## START Material for this exercise

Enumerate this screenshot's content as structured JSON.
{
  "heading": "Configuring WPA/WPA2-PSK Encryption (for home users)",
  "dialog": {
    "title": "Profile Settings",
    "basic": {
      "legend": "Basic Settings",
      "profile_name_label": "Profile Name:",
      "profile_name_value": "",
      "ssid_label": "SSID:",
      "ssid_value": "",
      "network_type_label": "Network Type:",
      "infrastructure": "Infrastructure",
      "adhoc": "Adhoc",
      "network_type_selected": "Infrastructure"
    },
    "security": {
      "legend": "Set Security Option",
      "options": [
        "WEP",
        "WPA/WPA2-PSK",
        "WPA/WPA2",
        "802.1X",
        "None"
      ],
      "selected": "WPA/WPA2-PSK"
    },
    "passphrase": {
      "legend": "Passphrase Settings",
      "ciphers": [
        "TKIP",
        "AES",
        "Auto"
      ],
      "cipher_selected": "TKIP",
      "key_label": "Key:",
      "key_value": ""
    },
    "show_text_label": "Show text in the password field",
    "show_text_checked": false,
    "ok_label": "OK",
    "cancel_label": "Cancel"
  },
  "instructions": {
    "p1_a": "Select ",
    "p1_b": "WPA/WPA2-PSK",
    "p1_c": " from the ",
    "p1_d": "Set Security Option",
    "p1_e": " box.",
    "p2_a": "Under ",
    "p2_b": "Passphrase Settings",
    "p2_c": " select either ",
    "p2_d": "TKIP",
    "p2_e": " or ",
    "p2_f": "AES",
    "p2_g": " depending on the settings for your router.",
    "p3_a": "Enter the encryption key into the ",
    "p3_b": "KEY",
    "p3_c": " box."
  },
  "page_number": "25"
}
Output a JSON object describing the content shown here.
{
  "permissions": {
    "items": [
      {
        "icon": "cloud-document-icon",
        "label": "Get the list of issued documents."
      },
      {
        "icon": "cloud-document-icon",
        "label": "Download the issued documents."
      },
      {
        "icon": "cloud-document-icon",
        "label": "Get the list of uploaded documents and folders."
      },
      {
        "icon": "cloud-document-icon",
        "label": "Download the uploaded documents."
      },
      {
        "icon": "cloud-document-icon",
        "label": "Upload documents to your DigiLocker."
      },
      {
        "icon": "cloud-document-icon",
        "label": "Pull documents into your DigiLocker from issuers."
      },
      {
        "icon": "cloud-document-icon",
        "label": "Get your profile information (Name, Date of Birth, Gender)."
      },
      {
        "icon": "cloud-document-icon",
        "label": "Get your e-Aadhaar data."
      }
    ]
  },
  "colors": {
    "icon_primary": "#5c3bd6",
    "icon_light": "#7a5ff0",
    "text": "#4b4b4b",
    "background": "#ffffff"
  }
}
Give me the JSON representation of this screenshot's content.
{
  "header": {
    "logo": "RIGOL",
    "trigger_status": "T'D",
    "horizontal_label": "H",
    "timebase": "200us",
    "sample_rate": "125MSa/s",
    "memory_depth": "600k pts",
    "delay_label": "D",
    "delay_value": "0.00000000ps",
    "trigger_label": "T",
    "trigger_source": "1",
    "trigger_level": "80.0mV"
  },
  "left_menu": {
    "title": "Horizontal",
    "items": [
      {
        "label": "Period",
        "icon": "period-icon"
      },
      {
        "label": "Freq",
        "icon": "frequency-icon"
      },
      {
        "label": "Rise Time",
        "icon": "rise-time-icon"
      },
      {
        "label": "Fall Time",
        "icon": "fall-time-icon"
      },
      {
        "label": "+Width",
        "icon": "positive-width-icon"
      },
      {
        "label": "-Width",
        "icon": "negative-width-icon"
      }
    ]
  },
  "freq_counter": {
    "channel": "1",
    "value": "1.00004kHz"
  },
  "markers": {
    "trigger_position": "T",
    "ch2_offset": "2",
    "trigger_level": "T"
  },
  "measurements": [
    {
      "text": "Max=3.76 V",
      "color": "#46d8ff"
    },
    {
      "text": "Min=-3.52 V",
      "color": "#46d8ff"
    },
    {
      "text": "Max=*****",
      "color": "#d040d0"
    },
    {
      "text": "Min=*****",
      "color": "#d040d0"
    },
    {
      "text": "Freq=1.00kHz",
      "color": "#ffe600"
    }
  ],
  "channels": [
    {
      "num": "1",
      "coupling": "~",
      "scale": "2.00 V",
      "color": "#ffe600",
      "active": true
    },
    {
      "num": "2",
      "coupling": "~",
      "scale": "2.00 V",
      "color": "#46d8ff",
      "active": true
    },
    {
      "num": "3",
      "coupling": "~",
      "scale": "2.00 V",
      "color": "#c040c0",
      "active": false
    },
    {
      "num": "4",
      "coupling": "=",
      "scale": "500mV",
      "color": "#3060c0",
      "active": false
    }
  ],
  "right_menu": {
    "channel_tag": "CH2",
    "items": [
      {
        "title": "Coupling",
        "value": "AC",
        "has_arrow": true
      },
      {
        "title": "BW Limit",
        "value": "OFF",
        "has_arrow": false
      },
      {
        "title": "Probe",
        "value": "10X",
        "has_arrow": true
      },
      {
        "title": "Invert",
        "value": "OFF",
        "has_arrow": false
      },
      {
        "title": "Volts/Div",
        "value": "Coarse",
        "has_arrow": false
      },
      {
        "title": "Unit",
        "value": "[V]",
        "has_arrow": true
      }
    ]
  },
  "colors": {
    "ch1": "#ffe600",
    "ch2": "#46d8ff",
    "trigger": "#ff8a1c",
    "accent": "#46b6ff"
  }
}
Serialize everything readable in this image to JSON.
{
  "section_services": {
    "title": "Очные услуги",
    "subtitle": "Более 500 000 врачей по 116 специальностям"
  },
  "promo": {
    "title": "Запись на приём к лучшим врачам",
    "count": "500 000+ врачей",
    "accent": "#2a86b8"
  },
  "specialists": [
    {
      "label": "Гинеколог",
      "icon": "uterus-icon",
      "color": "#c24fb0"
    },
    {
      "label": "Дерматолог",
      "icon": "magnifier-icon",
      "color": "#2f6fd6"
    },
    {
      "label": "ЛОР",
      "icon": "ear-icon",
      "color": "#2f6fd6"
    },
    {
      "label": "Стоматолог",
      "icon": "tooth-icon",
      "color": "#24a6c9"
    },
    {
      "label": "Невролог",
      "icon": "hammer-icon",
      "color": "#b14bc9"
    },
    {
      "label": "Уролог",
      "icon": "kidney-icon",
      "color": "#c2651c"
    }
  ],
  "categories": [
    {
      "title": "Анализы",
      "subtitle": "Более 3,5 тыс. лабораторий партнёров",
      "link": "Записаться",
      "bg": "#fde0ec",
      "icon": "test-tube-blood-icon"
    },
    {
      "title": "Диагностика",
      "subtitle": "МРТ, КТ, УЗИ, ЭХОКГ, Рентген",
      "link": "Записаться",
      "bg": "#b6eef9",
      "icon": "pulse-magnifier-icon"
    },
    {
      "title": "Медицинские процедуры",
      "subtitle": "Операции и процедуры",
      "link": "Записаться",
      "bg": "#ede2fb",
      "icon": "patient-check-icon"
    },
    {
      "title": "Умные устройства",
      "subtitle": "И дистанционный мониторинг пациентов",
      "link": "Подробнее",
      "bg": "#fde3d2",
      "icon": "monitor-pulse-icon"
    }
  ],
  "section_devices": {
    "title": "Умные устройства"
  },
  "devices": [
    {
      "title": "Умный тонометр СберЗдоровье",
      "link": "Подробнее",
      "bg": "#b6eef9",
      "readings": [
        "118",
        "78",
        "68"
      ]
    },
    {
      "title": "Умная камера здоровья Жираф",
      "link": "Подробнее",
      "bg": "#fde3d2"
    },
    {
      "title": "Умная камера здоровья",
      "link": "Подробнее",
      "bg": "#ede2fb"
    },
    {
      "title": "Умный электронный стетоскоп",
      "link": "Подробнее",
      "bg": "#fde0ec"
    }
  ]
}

## END Material for this exercise

Nothing in the data may differ; print all of it exactly as written.

- **Solution to this problem**
Enumerate this screenshot's content as structured JSON.
{
  "heading": "Configuring WPA/WPA2-PSK Encryption (for home users)",
  "dialog": {
    "title": "Profile Settings",
    "basic": {
      "legend": "Basic Settings",
      "profile_name_label": "Profile Name:",
      "profile_name_value": "",
      "ssid_label": "SSID:",
      "ssid_value": "",
      "network_type_label": "Network Type:",
      "infrastructure": "Infrastructure",
      "adhoc": "Adhoc",
      "network_type_selected": "Infrastructure"
    },
    "security": {
      "legend": "Set Security Option",
      "options": [
        "WEP",
        "WPA/WPA2-PSK",
        "WPA/WPA2",
        "802.1X",
        "None"
      ],
      "selected": "WPA/WPA2-PSK"
    },
    "passphrase": {
      "legend": "Passphrase Settings",
      "ciphers": [
        "TKIP",
        "AES",
        "Auto"
      ],
      "cipher_selected": "TKIP",
      "key_label": "Key:",
      "key_value": ""
    },
    "show_text_label": "Show text in the password field",
    "show_text_checked": false,
    "ok_label": "OK",
    "cancel_label": "Cancel"
  },
  "instructions": {
    "p1_a": "Select ",
    "p1_b": "WPA/WPA2-PSK",
    "p1_c": " from the ",
    "p1_d": "Set Security Option",
    "p1_e": " box.",
    "p2_a": "Under ",
    "p2_b": "Passphrase Settings",
    "p2_c": " select either ",
    "p2_d": "TKIP",
    "p2_e": " or ",
    "p2_f": "AES",
    "p2_g": " depending on the settings for your router.",
    "p3_a": "Enter the encryption key into the ",
    "p3_b": "KEY",
    "p3_c": " box."
  },
  "page_number": "25"
}
Output a JSON object describing the content shown here.
{
  "permissions": {
    "items": [
      {
        "icon": "cloud-document-icon",
        "label": "Get the list of issued documents."
      },
      {
        "icon": "cloud-document-icon",
        "label": "Download the issued documents."
      },
      {
        "icon": "cloud-document-icon",
        "label": "Get the list of uploaded documents and folders."
      },
      {
        "icon": "cloud-document-icon",
        "label": "Download the uploaded documents."
      },
      {
        "icon": "cloud-document-icon",
        "label": "Upload documents to your DigiLocker."
      },
      {
        "icon": "cloud-document-icon",
        "label": "Pull documents into your DigiLocker from issuers."
      },
      {
        "icon": "cloud-document-icon",
        "label": "Get your profile information (Name, Date of Birth, Gender)."
      },
      {
        "icon": "cloud-document-icon",
        "label": "Get your e-Aadhaar data."
      }
    ]
  },
  "colors": {
    "icon_primary": "#5c3bd6",
    "icon_light": "#7a5ff0",
    "text": "#4b4b4b",
    "background": "#ffffff"
  }
}
Give me the JSON representation of this screenshot's content.
{
  "header": {
    "logo": "RIGOL",
    "trigger_status": "T'D",
    "horizontal_label": "H",
    "timebase": "200us",
    "sample_rate": "125MSa/s",
    "memory_depth": "600k pts",
    "delay_label": "D",
    "delay_value": "0.00000000ps",
    "trigger_label": "T",
    "trigger_source": "1",
    "trigger_level": "80.0mV"
  },
  "left_menu": {
    "title": "Horizontal",
    "items": [
      {
        "label": "Period",
        "icon": "period-icon"
      },
      {
        "label": "Freq",
        "icon": "frequency-icon"
      },
      {
        "label": "Rise Time",
        "icon": "rise-time-icon"
      },
      {
        "label": "Fall Time",
        "icon": "fall-time-icon"
      },
      {
        "label": "+Width",
        "icon": "positive-width-icon"
      },
      {
        "label": "-Width",
        "icon": "negative-width-icon"
      }
    ]
  },
  "freq_counter": {
    "channel": "1",
    "value": "1.00004kHz"
  },
  "markers": {
    "trigger_position": "T",
    "ch2_offset": "2",
    "trigger_level": "T"
  },
  "measurements": [
    {
      "text": "Max=3.76 V",
      "color": "#46d8ff"
    },
    {
      "text": "Min=-3.52 V",
      "color": "#46d8ff"
    },
    {
      "text": "Max=*****",
      "color": "#d040d0"
    },
    {
      "text": "Min=*****",
      "color": "#d040d0"
    },
    {
      "text": "Freq=1.00kHz",
      "color": "#ffe600"
    }
  ],
  "channels": [
    {
      "num": "1",
      "coupling": "~",
      "scale": "2.00 V",
      "color": "#ffe600",
      "active": true
    },
    {
      "num": "2",
      "coupling": "~",
      "scale": "2.00 V",
      "color": "#46d8ff",
      "active": true
    },
    {
      "num": "3",
      "coupling": "~",
      "scale": "2.00 V",
      "color": "#c040c0",
      "active": false
    },
    {
      "num": "4",
      "coupling": "=",
      "scale": "500mV",
      "color": "#3060c0",
      "active": false
    }
  ],
  "right_menu": {
    "channel_tag": "CH2",
    "items": [
      {
        "title": "Coupling",
        "value": "AC",
        "has_arrow": true
      },
      {
        "title": "BW Limit",
        "value": "OFF",
        "has_arrow": false
      },
      {
        "title": "Probe",
        "value": "10X",
        "has_arrow": true
      },
      {
        "title": "Invert",
        "value": "OFF",
        "has_arrow": false
      },
      {
        "title": "Volts/Div",
        "value": "Coarse",
        "has_arrow": false
      },
      {
        "title": "Unit",
        "value": "[V]",
        "has_arrow": true
      }
    ]
  },
  "colors": {
    "ch1": "#ffe600",
    "ch2": "#46d8ff",
    "trigger": "#ff8a1c",
    "accent": "#46b6ff"
  }
}
Serialize everything readable in this image to JSON.
{
  "section_services": {
    "title": "Очные услуги",
    "subtitle": "Более 500 000 врачей по 116 специальностям"
  },
  "promo": {
    "title": "Запись на приём к лучшим врачам",
    "count": "500 000+ врачей",
    "accent": "#2a86b8"
  },
  "specialists": [
    {
      "label": "Гинеколог",
      "icon": "uterus-icon",
      "color": "#c24fb0"
    },
    {
      "label": "Дерматолог",
      "icon": "magnifier-icon",
      "color": "#2f6fd6"
    },
    {
      "label": "ЛОР",
      "icon": "ear-icon",
      "color": "#2f6fd6"
    },
    {
      "label": "Стоматолог",
      "icon": "tooth-icon",
      "color": "#24a6c9"
    },
    {
      "label": "Невролог",
      "icon": "hammer-icon",
      "color": "#b14bc9"
    },
    {
      "label": "Уролог",
      "icon": "kidney-icon",
      "color": "#c2651c"
    }
  ],
  "categories": [
    {
      "title": "Анализы",
      "subtitle": "Более 3,5 тыс. лабораторий партнёров",
      "link": "Записаться",
      "bg": "#fde0ec",
      "icon": "test-tube-blood-icon"
    },
    {
      "title": "Диагностика",
      "subtitle": "МРТ, КТ, УЗИ, ЭХОКГ, Рентген",
      "link": "Записаться",
      "bg": "#b6eef9",
      "icon": "pulse-magnifier-icon"
    },
    {
      "title": "Медицинские процедуры",
      "subtitle": "Операции и процедуры",
      "link": "Записаться",
      "bg": "#ede2fb",
      "icon": "patient-check-icon"
    },
    {
      "title": "Умные устройства",
      "subtitle": "И дистанционный мониторинг пациентов",
      "link": "Подробнее",
      "bg": "#fde3d2",
      "icon": "monitor-pulse-icon"
    }
  ],
  "section_devices": {
    "title": "Умные устройства"
  },
  "devices": [
    {
      "title": "Умный тонометр СберЗдоровье",
      "link": "Подробнее",
      "bg": "#b6eef9",
      "readings": [
        "118",
        "78",
        "68"
      ]
    },
    {
      "title": "Умная камера здоровья Жираф",
      "link": "Подробнее",
      "bg": "#fde3d2"
    },
    {
      "title": "Умная камера здоровья",
      "link": "Подробнее",
      "bg": "#ede2fb"
    },
    {
      "title": "Умный электронный стетоскоп",
      "link": "Подробнее",
      "bg": "#fde0ec"
    }
  ]
}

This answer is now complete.